* start SUPPLIED RECORDS *

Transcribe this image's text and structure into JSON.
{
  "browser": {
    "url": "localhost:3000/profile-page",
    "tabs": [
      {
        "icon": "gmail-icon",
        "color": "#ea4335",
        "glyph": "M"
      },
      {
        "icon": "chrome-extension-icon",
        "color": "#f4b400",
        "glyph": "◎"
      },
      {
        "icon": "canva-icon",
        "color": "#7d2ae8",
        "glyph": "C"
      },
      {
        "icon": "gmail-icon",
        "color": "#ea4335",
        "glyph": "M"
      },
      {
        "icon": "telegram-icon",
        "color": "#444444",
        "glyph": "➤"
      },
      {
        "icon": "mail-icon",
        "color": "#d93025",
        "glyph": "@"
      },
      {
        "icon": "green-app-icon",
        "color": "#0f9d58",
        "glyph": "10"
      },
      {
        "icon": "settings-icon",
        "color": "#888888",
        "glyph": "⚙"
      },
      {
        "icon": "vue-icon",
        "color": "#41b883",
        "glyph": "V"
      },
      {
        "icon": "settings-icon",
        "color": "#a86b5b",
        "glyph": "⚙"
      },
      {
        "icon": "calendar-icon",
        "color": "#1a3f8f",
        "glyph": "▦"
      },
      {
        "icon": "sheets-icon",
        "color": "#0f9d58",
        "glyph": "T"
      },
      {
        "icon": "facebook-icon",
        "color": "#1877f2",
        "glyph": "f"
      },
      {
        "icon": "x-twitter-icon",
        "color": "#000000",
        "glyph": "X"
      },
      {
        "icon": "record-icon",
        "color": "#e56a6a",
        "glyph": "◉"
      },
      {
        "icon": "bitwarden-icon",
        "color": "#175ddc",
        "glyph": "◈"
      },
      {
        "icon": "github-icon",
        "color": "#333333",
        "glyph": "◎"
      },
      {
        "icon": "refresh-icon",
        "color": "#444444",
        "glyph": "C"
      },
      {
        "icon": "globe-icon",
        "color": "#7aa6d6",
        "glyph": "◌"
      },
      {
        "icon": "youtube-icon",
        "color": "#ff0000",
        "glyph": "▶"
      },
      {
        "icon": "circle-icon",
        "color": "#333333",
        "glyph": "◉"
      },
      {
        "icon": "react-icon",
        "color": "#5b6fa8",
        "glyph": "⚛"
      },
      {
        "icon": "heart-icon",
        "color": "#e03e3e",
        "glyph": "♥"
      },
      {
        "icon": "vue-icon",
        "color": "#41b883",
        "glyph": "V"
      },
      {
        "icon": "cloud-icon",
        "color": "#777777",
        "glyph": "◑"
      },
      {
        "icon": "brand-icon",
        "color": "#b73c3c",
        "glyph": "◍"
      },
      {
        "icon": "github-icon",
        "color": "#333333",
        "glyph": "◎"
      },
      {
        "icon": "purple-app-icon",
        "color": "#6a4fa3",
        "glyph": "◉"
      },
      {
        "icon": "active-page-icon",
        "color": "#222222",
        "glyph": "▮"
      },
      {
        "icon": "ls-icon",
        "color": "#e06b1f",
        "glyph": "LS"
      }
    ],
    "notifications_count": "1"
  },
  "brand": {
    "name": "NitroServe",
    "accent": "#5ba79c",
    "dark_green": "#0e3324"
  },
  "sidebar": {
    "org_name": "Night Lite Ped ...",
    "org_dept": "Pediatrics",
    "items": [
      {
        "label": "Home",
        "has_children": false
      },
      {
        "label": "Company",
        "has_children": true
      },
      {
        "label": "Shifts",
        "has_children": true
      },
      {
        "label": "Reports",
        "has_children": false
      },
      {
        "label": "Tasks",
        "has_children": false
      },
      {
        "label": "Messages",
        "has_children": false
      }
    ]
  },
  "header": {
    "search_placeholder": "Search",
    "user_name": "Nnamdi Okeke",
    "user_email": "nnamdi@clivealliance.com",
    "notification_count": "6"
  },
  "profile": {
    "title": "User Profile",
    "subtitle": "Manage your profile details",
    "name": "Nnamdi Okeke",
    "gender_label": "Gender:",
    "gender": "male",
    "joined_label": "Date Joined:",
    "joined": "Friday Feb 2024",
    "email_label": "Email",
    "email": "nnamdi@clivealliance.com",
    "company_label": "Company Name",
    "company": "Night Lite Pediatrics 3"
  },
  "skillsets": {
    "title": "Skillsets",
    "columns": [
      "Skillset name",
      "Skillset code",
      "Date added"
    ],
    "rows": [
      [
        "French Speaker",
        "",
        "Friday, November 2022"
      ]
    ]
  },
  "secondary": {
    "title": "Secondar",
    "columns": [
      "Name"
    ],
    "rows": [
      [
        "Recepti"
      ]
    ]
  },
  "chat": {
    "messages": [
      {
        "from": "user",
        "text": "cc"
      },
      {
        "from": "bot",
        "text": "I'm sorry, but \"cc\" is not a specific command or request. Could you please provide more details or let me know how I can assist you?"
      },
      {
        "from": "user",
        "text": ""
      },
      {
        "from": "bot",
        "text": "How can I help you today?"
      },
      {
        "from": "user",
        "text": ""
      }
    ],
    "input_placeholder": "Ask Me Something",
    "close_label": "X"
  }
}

* end SUPPLIED RECORDS *

GIVEN EXERCISE: Copy out all of the records above with nothing altered.

ANSWER TO THE TASK:
Transcribe this image's text and structure into JSON.
{
  "browser": {
    "url": "localhost:3000/profile-page",
    "tabs": [
      {
        "icon": "gmail-icon",
        "color": "#ea4335",
        "glyph": "M"
      },
      {
        "icon": "chrome-extension-icon",
        "color": "#f4b400",
        "glyph": "◎"
      },
      {
        "icon": "canva-icon",
        "color": "#7d2ae8",
        "glyph": "C"
      },
      {
        "icon": "gmail-icon",
        "color": "#ea4335",
        "glyph": "M"
      },
      {
        "icon": "telegram-icon",
        "color": "#444444",
        "glyph": "➤"
      },
      {
        "icon": "mail-icon",
        "color": "#d93025",
        "glyph": "@"
      },
      {
        "icon": "green-app-icon",
        "color": "#0f9d58",
        "glyph": "10"
      },
      {
        "icon": "settings-icon",
        "color": "#888888",
        "glyph": "⚙"
      },
      {
        "icon": "vue-icon",
        "color": "#41b883",
        "glyph": "V"
      },
      {
        "icon": "settings-icon",
        "color": "#a86b5b",
        "glyph": "⚙"
      },
      {
        "icon": "calendar-icon",
        "color": "#1a3f8f",
        "glyph": "▦"
      },
      {
        "icon": "sheets-icon",
        "color": "#0f9d58",
        "glyph": "T"
      },
      {
        "icon": "facebook-icon",
        "color": "#1877f2",
        "glyph": "f"
      },
      {
        "icon": "x-twitter-icon",
        "color": "#000000",
        "glyph": "X"
      },
      {
        "icon": "record-icon",
        "color": "#e56a6a",
        "glyph": "◉"
      },
      {
        "icon": "bitwarden-icon",
        "color": "#175ddc",
        "glyph": "◈"
      },
      {
        "icon": "github-icon",
        "color": "#333333",
        "glyph": "◎"
      },
      {
        "icon": "refresh-icon",
        "color": "#444444",
        "glyph": "C"
      },
      {
        "icon": "globe-icon",
        "color": "#7aa6d6",
        "glyph": "◌"
      },
      {
        "icon": "youtube-icon",
        "color": "#ff0000",
        "glyph": "▶"
      },
      {
        "icon": "circle-icon",
        "color": "#333333",
        "glyph": "◉"
      },
      {
        "icon": "react-icon",
        "color": "#5b6fa8",
        "glyph": "⚛"
      },
      {
        "icon": "heart-icon",
        "color": "#e03e3e",
        "glyph": "♥"
      },
      {
        "icon": "vue-icon",
        "color": "#41b883",
        "glyph": "V"
      },
      {
        "icon": "cloud-icon",
        "color": "#777777",
        "glyph": "◑"
      },
      {
        "icon": "brand-icon",
        "color": "#b73c3c",
        "glyph": "◍"
      },
      {
        "icon": "github-icon",
        "color": "#333333",
        "glyph": "◎"
      },
      {
        "icon": "purple-app-icon",
        "color": "#6a4fa3",
        "glyph": "◉"
      },
      {
        "icon": "active-page-icon",
        "color": "#222222",
        "glyph": "▮"
      },
      {
        "icon": "ls-icon",
        "color": "#e06b1f",
        "glyph": "LS"
      }
    ],
    "notifications_count": "1"
  },
  "brand": {
    "name": "NitroServe",
    "accent": "#5ba79c",
    "dark_green": "#0e3324"
  },
  "sidebar": {
    "org_name": "Night Lite Ped ...",
    "org_dept": "Pediatrics",
    "items": [
      {
        "label": "Home",
        "has_children": false
      },
      {
        "label": "Company",
        "has_children": true
      },
      {
        "label": "Shifts",
        "has_children": true
      },
      {
        "label": "Reports",
        "has_children": false
      },
      {
        "label": "Tasks",
        "has_children": false
      },
      {
        "label": "Messages",
        "has_children": false
      }
    ]
  },
  "header": {
    "search_placeholder": "Search",
    "user_name": "Nnamdi Okeke",
    "user_email": "nnamdi@clivealliance.com",
    "notification_count": "6"
  },
  "profile": {
    "title": "User Profile",
    "subtitle": "Manage your profile details",
    "name": "Nnamdi Okeke",
    "gender_label": "Gender:",
    "gender": "male",
    "joined_label": "Date Joined:",
    "joined": "Friday Feb 2024",
    "email_label": "Email",
    "email": "nnamdi@clivealliance.com",
    "company_label": "Company Name",
    "company": "Night Lite Pediatrics 3"
  },
  "skillsets": {
    "title": "Skillsets",
    "columns": [
      "Skillset name",
      "Skillset code",
      "Date added"
    ],
    "rows": [
      [
        "French Speaker",
        "",
        "Friday, November 2022"
      ]
    ]
  },
  "secondary": {
    "title": "Secondar",
    "columns": [
      "Name"
    ],
    "rows": [
      [
        "Recepti"
      ]
    ]
  },
  "chat": {
    "messages": [
      {
        "from": "user",
        "text": "cc"
      },
      {
        "from": "bot",
        "text": "I'm sorry, but \"cc\" is not a specific command or request. Could you please provide more details or let me know how I can assist you?"
      },
      {
        "from": "user",
        "text": ""
      },
      {
        "from": "bot",
        "text": "How can I help you today?"
      },
      {
        "from": "user",
        "text": ""
      }
    ],
    "input_placeholder": "Ask Me Something",
    "close_label": "X"
  }
}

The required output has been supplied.